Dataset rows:
++++++++++

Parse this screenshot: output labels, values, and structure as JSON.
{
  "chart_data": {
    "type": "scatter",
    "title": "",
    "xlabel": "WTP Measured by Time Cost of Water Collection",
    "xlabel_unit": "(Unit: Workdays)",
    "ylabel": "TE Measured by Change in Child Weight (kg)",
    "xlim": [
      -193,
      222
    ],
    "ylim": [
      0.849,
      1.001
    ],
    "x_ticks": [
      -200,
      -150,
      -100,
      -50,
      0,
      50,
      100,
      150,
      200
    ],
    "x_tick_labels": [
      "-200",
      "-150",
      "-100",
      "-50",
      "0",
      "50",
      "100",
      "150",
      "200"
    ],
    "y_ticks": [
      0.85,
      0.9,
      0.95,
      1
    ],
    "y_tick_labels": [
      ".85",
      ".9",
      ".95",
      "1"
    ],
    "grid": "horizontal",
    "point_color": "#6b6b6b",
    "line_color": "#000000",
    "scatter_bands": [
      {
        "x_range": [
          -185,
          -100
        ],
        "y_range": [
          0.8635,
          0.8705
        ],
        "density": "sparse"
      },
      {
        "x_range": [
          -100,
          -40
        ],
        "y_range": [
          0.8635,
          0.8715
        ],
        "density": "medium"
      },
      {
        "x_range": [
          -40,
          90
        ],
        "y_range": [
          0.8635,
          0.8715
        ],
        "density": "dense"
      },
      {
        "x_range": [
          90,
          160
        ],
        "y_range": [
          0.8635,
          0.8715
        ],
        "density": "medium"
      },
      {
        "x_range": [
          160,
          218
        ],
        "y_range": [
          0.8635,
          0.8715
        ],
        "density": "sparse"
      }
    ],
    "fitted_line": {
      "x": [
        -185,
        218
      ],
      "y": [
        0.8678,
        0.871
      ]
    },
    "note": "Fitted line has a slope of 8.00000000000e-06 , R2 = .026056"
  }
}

++++++++++

**Requirements**
Write out the whole listing again, exactly as it stands.

**Response to this task**
Parse this screenshot: output labels, values, and structure as JSON.
{
  "chart_data": {
    "type": "scatter",
    "title": "",
    "xlabel": "WTP Measured by Time Cost of Water Collection",
    "xlabel_unit": "(Unit: Workdays)",
    "ylabel": "TE Measured by Change in Child Weight (kg)",
    "xlim": [
      -193,
      222
    ],
    "ylim": [
      0.849,
      1.001
    ],
    "x_ticks": [
      -200,
      -150,
      -100,
      -50,
      0,
      50,
      100,
      150,
      200
    ],
    "x_tick_labels": [
      "-200",
      "-150",
      "-100",
      "-50",
      "0",
      "50",
      "100",
      "150",
      "200"
    ],
    "y_ticks": [
      0.85,
      0.9,
      0.95,
      1
    ],
    "y_tick_labels": [
      ".85",
      ".9",
      ".95",
      "1"
    ],
    "grid": "horizontal",
    "point_color": "#6b6b6b",
    "line_color": "#000000",
    "scatter_bands": [
      {
        "x_range": [
          -185,
          -100
        ],
        "y_range": [
          0.8635,
          0.8705
        ],
        "density": "sparse"
      },
      {
        "x_range": [
          -100,
          -40
        ],
        "y_range": [
          0.8635,
          0.8715
        ],
        "density": "medium"
      },
      {
        "x_range": [
          -40,
          90
        ],
        "y_range": [
          0.8635,
          0.8715
        ],
        "density": "dense"
      },
      {
        "x_range": [
          90,
          160
        ],
        "y_range": [
          0.8635,
          0.8715
        ],
        "density": "medium"
      },
      {
        "x_range": [
          160,
          218
        ],
        "y_range": [
          0.8635,
          0.8715
        ],
        "density": "sparse"
      }
    ],
    "fitted_line": {
      "x": [
        -185,
        218
      ],
      "y": [
        0.8678,
        0.871
      ]
    },
    "note": "Fitted line has a slope of 8.00000000000e-06 , R2 = .026056"
  }
}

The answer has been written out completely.